O aborto só é uma questão moral porque ninguém conseguiu jamais
provar, com certeza absoluta, que um feto é mera extensão do corpo da mãe ou um
ser humano de pleno direito. A existência mesma da discussão interminável
mostra que os argumentos de parte a parte soam inconvincentes a quem os ouve,
se não também a quem os emite. Existe aí portanto uma dúvida legítima, que
nenhuma resposta tem podido aplacar. Transposta ao plano das decisões práticas,
essa dúvida transforma-se na escolha entre proibir ou autorizar um ato que tem
cinqüenta por cento de chances de ser uma inocente operação cirúrgica como
qualquer outra, ou de ser, em vez disso, um homicídio premeditado. Nessas
condições, a única opção moralmente justificada é, com toda a evidência,
abster-se de praticá-lo. À luz da razão, nenhum ser humano pode arrogar-se o
direito de cometer livremente um ato que ele próprio não sabe dizer, com
segurança, se é ou não um homicídio. Mais ainda: entre a prudência que evita
correr o risco desse homicídio e a afoiteza que se apressa em cometê-lo em nome
de tais ou quais benefícios sociais hipotéticos, o ônus da prova cabe, decerto,
aos defensores da segunda alternativa. Jamais tendo havido um abortista capaz
de provar com razões cabais a inumanidade dos fetos, seus adversários têm todo
o direito, e até o dever indeclinável, de exigir que ele se abstenha de
praticar uma ação cuja inocência é matéria de incerteza até para ele próprio.
Se esse argumento é evidente por si
mesmo, é também manifesto que a quase totalidade dos abortistas opinantes hoje
em dia não logra perceber o seu alcance, pela simples razão de que a opção pelo
aborto supõe a incapacidade – ou, em certos casos, a má vontade criminosa – de
apreender a noção de "espécie". Espécie é um conjunto de traços
comuns, inatos e inseparáveis, cuja presença enquadra um indivíduo, de uma vez
para sempre, numa natureza que ele compartilha com outros tantos indivíduos.
Pertencem à mesma espécie, eternamente, até mesmo os seus membros ainda não
nascidos, inclusive os não gerados, que quando gerados e nascidos vierem a
portar os mesmos traços comuns. Não é difícil compreender que os gatos do
século XXIII, quando nascerem, serão gatos e não tomates.

DADOS DE ENTRADA:
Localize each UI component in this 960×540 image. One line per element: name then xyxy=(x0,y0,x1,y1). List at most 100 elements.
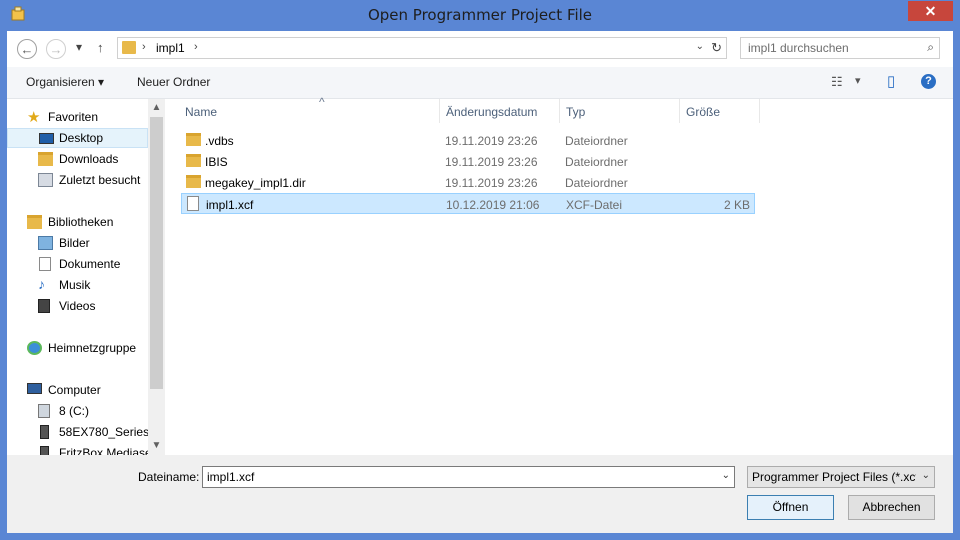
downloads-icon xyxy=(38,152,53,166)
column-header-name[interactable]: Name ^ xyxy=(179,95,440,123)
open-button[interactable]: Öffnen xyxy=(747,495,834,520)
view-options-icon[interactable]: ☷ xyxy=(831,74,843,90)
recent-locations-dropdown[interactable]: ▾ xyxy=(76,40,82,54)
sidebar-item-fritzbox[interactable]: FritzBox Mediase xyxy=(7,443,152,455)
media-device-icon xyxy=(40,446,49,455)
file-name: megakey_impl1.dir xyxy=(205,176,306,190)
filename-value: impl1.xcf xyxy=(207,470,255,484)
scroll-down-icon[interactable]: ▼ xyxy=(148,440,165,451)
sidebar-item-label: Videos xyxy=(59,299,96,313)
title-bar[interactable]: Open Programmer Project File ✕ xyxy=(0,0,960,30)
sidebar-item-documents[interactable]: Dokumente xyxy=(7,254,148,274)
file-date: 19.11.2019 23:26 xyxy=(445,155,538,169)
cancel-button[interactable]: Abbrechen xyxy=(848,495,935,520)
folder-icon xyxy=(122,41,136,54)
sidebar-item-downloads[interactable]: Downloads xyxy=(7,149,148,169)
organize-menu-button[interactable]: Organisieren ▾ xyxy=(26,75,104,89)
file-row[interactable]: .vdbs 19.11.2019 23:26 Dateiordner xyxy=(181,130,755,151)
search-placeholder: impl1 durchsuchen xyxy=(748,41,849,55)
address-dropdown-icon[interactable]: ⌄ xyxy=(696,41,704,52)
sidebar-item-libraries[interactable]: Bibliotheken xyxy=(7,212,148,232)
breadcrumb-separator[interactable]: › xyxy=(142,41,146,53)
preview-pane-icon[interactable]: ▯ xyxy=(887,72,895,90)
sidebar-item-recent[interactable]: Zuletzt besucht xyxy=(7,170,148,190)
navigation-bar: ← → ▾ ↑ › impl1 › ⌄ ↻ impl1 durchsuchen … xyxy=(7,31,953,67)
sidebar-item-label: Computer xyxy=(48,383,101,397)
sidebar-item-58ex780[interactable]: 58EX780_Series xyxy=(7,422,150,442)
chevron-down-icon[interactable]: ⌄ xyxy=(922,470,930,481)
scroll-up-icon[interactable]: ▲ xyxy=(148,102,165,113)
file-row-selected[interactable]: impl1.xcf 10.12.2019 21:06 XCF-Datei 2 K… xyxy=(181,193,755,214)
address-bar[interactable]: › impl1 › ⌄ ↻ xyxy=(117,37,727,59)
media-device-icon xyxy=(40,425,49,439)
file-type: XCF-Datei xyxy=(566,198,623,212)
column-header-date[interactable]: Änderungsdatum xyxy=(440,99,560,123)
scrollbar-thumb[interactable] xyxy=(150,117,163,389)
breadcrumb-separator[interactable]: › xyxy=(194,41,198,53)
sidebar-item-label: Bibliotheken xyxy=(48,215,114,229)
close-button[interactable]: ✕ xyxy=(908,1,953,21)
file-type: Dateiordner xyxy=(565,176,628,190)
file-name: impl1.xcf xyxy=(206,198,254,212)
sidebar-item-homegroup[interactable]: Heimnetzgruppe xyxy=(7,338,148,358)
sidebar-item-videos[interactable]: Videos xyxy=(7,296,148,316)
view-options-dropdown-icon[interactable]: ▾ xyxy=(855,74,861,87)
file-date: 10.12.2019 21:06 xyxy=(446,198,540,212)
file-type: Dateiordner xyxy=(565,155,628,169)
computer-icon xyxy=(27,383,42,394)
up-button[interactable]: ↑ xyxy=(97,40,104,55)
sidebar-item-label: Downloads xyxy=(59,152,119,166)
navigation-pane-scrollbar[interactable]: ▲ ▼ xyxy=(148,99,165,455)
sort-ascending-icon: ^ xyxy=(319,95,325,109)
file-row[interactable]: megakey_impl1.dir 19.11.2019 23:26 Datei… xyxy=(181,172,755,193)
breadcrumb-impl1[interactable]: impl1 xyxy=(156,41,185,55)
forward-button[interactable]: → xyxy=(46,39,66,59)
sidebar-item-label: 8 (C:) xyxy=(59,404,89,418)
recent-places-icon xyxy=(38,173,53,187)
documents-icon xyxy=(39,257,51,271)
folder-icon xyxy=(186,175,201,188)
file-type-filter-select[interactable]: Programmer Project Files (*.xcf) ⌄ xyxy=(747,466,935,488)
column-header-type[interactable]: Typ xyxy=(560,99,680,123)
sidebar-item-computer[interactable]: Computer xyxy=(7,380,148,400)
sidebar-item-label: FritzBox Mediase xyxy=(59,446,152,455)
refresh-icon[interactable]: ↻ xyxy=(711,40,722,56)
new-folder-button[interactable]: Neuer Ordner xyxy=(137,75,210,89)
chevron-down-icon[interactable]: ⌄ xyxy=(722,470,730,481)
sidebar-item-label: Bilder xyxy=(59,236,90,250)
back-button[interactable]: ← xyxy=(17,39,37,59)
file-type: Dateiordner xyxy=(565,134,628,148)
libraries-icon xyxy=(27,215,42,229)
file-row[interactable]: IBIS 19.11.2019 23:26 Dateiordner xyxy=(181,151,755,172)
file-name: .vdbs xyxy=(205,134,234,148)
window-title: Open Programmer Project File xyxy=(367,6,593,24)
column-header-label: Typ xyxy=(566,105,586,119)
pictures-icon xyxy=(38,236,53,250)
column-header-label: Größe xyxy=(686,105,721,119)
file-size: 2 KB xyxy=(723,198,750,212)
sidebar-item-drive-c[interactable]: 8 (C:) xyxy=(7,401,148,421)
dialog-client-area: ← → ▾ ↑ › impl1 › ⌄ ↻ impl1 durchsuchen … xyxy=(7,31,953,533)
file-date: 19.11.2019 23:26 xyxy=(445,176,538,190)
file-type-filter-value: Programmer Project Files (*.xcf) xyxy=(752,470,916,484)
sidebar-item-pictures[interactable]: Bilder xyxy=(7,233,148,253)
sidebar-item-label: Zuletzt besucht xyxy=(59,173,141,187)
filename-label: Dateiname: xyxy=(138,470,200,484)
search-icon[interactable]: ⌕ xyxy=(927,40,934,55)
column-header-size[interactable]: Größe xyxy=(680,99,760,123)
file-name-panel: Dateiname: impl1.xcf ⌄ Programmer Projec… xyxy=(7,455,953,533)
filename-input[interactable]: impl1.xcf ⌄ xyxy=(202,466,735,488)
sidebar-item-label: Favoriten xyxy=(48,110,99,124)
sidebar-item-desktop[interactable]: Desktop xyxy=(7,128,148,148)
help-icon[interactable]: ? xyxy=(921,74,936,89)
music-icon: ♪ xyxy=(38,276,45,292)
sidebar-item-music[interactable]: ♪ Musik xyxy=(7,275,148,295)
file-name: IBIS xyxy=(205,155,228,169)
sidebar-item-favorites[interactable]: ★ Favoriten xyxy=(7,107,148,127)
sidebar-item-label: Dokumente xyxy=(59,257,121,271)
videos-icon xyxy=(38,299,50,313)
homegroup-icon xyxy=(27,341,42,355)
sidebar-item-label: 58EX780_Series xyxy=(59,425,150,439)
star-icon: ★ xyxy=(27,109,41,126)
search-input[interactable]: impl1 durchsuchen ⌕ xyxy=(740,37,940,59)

TAREFAS:
1 > Reproduza, sem nenhuma alteração, as linhas dos registros que vão da que contém "downloads-icon xyxy=(38,152,53,166)" até a que contém "recent-locations-dropdown[interactable]: ▾ xyxy=(76,40,82,54)", incluindo as duas.
2 > Prossiga o texto sobre o aborto e a noção de espécie a partir do ponto em que ele termina.

RESULTADOS ESPERADOS:
1 >
downloads-icon xyxy=(38,152,53,166)
column-header-name[interactable]: Name ^ xyxy=(179,95,440,123)
open-button[interactable]: Öffnen xyxy=(747,495,834,520)
view-options-icon[interactable]: ☷ xyxy=(831,74,843,90)
recent-locations-dropdown[interactable]: ▾ xyxy=(76,40,82,54)

2 >
A opção pelo abortismo exige, como
condição prévia, a incapacidade ou recusa de apreender essa noção. Para o
abortista, a condição de "ser humano" não é uma qualidade inata
definidora dos membros da espécie, mas uma convenção que os já nascidos podem,
a seu talante, aplicar ou deixar de aplicar aos que ainda não nasceram. Quem
decide se o feto em gestação pertence ou não à humanidade é um consenso social,
não a natureza das coisas.
O grau de confusão mental
necessário para acreditar nessa idéia não é pequeno. Tanto que raramente os
abortistas alegam de maneira clara e explícita essa premissa fundante dos seus
argumentos. Em geral mantêm-na oculta, entre névoas (até para si próprios),
porque pressentem que enunciá-la em voz alta seria desmascará-la, no ato, como
presunção antropológica sem qualquer fundamento possível e, aliás, de aplicação
catastrófica: se a condição de ser humano é uma convenção social, nada impede
que uma convenção posterior a revogue, negando a humanidade de retardados
mentais, de aleijados, de homossexuais, de negros, de judeus, de ciganos ou de
quem quer que, segundo os caprichos do momento, pareça inconveniente.
Com toda a clareza que se poderia
exigir, a opção pelo abortismo repousa no apelo irracional à inexistente
autoridade de conferir ou negar, a quem bem se entenda, o estatuto de ser
humano, de bicho, de coisa ou de pedaço de coisa.
Não espanta que pessoas capazes de
tamanho barbarismo mental sejam também imunes a outras imposições da
consciência moral comum, como por exemplo o dever que um político tem de
prestar contas dos compromissos assumidos por ele ou por seu partido. É com
insensibilidade moral verdadeiramente sociopática que o sr. Lula da Silva e sua
querida Dona Dilma, após terem subscrito o programa de um partido que ama e
venera o aborto ao ponto de expulsar quem se oponha a essa idéia, saem
ostentando inocência de qualquer cumplicidade com a proposta abortista.
Seria
tolice esperar coerência moral de indivíduos que não respeitam nem mesmo o
compromisso de reconhecer que as demais pessoas humanas pertencem à mesma
espécie deles por natureza e não por uma generosa – e altamente revogável –
concessão da sua parte.
Também não é de espantar que, na
ânsia de impor sua vontade de poder, mintam como demônios. Vejam os números de
mulheres supostamente vítimas anuais do aborto ilegal, que eles alegam para
enaltecer as virtudes sociais imaginárias do aborto legalizado. Eram milhões,
baixaram para milhares, depois viraram algumas centenas. Agora parece que
fecharam negócio em 180, quando o próprio SUS já admitiu que não passam de oito
ou nove. É claro: se você não apreende ou não respeita nem mesmo a distinção
entre espécies, como não seria também indiferente à exatidão das quantidades?
Uma deformidade mental traz a outra embutida.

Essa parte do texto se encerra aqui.